STATED GOAL -> Write out exactly the lines running from the one that contains "Transcribe this image's" through the end of the material.

[Extracted data entries]
>>>

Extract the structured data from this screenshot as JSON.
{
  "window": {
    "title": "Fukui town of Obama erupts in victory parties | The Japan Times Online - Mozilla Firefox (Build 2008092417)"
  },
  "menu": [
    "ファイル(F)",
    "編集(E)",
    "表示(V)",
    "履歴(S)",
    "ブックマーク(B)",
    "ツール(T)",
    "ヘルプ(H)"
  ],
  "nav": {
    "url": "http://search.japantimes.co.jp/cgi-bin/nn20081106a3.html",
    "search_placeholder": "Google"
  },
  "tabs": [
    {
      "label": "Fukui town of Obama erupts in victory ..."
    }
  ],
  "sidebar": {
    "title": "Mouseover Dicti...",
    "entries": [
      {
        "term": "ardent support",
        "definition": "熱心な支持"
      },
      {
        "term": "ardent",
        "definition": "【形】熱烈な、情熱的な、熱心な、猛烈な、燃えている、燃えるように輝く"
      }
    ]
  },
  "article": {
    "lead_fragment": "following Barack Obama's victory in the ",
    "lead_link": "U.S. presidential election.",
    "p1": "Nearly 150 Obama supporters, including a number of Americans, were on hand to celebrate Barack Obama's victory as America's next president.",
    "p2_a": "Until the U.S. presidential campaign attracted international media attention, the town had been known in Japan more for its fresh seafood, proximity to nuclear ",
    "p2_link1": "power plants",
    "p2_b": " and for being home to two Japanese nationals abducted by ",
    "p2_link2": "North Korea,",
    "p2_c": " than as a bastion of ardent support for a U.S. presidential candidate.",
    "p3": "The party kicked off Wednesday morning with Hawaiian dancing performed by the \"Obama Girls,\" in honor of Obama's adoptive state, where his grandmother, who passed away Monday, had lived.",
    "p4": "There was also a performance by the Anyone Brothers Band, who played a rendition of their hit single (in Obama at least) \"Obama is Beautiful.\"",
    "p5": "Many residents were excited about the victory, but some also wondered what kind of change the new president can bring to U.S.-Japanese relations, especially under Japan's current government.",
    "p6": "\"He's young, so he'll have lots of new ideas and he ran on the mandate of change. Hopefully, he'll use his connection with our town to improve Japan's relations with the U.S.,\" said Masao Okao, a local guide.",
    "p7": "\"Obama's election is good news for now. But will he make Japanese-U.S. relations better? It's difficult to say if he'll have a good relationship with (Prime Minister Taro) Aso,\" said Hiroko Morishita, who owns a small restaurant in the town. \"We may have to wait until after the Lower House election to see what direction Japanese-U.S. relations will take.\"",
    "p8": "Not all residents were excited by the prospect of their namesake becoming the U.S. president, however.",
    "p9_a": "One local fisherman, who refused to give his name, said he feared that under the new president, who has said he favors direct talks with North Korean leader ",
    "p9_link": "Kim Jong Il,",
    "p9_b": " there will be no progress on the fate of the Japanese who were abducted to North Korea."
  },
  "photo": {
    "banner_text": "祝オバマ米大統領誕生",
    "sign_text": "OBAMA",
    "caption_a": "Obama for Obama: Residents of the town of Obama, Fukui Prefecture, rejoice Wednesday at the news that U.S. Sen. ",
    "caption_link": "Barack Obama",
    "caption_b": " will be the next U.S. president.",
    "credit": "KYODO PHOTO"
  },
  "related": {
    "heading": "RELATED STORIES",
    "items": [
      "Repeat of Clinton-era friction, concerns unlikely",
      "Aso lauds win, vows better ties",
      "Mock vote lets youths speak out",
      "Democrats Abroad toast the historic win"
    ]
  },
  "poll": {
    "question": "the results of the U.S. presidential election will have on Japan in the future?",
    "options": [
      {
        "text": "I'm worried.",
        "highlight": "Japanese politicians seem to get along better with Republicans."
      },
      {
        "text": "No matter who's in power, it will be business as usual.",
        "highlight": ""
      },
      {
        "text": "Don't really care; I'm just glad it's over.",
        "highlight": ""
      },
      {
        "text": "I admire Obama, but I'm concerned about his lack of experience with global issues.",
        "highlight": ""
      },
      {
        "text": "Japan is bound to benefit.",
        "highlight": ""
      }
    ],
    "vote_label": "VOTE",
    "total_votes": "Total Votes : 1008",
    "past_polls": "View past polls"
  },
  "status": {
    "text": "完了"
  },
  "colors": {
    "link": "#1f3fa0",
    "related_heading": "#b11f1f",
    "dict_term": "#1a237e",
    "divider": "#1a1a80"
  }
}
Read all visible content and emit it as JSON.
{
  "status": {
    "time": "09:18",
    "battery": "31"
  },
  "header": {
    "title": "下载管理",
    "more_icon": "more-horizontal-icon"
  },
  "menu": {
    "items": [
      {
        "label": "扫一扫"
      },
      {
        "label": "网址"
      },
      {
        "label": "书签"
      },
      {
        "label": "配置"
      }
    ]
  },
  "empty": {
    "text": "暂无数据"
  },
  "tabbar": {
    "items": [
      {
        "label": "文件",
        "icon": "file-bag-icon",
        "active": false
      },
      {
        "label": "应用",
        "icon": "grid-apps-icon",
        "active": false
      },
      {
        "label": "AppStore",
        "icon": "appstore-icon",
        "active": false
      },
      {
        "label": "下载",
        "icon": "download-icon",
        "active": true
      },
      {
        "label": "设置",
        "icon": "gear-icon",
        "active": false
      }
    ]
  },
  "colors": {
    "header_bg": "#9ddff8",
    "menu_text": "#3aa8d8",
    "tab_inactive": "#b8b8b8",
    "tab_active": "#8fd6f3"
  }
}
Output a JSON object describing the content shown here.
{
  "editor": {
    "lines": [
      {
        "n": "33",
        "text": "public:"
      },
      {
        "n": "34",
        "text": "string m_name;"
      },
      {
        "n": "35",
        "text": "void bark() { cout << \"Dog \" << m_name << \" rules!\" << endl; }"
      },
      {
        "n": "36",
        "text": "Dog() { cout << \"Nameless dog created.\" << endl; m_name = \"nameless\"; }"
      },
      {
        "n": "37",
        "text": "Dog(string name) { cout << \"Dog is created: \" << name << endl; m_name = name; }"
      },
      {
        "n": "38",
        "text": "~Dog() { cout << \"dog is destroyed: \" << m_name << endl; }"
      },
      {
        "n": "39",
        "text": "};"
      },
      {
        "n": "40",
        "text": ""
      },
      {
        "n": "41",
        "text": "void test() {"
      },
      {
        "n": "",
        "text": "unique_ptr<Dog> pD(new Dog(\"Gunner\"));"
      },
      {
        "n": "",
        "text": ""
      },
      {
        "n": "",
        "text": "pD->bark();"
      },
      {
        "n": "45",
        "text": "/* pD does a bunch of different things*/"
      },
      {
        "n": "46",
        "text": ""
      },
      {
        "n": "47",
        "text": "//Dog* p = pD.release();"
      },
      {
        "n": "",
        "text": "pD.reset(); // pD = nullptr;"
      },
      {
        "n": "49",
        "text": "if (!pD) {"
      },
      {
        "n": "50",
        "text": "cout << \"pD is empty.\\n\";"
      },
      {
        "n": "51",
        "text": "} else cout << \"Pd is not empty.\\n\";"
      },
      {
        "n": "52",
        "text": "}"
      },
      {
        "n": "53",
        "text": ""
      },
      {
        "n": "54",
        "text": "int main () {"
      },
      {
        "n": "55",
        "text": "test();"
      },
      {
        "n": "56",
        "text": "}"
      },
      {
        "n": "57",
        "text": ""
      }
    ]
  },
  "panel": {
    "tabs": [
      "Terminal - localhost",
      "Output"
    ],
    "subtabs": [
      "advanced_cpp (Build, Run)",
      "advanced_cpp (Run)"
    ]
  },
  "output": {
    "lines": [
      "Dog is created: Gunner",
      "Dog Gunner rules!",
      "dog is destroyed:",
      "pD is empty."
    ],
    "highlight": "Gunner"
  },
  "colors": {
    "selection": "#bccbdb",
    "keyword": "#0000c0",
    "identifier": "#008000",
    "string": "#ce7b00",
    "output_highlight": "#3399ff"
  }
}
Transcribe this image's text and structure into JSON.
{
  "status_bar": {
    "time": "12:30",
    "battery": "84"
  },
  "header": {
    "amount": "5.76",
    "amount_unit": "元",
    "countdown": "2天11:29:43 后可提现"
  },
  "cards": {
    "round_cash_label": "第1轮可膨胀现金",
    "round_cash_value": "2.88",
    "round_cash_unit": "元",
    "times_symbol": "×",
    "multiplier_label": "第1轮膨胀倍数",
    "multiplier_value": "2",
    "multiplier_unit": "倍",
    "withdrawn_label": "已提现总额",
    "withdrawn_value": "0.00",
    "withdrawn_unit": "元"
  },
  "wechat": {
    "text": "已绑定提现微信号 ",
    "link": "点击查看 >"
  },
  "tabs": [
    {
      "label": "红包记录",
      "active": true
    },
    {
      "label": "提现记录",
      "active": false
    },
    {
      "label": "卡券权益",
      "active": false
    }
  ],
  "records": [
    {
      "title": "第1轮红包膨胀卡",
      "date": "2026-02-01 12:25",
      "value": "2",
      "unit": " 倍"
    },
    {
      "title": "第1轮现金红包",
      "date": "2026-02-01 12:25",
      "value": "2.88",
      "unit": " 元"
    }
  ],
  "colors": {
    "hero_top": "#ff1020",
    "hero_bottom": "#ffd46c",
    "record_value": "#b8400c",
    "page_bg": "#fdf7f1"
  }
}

<<<

SOLUTION TO THE PROBLEM ->
Transcribe this image's text and structure into JSON.
{
  "status_bar": {
    "time": "12:30",
    "battery": "84"
  },
  "header": {
    "amount": "5.76",
    "amount_unit": "元",
    "countdown": "2天11:29:43 后可提现"
  },
  "cards": {
    "round_cash_label": "第1轮可膨胀现金",
    "round_cash_value": "2.88",
    "round_cash_unit": "元",
    "times_symbol": "×",
    "multiplier_label": "第1轮膨胀倍数",
    "multiplier_value": "2",
    "multiplier_unit": "倍",
    "withdrawn_label": "已提现总额",
    "withdrawn_value": "0.00",
    "withdrawn_unit": "元"
  },
  "wechat": {
    "text": "已绑定提现微信号 ",
    "link": "点击查看 >"
  },
  "tabs": [
    {
      "label": "红包记录",
      "active": true
    },
    {
      "label": "提现记录",
      "active": false
    },
    {
      "label": "卡券权益",
      "active": false
    }
  ],
  "records": [
    {
      "title": "第1轮红包膨胀卡",
      "date": "2026-02-01 12:25",
      "value": "2",
      "unit": " 倍"
    },
    {
      "title": "第1轮现金红包",
      "date": "2026-02-01 12:25",
      "value": "2.88",
      "unit": " 元"
    }
  ],
  "colors": {
    "hero_top": "#ff1020",
    "hero_bottom": "#ffd46c",
    "record_value": "#b8400c",
    "page_bg": "#fdf7f1"
  }
}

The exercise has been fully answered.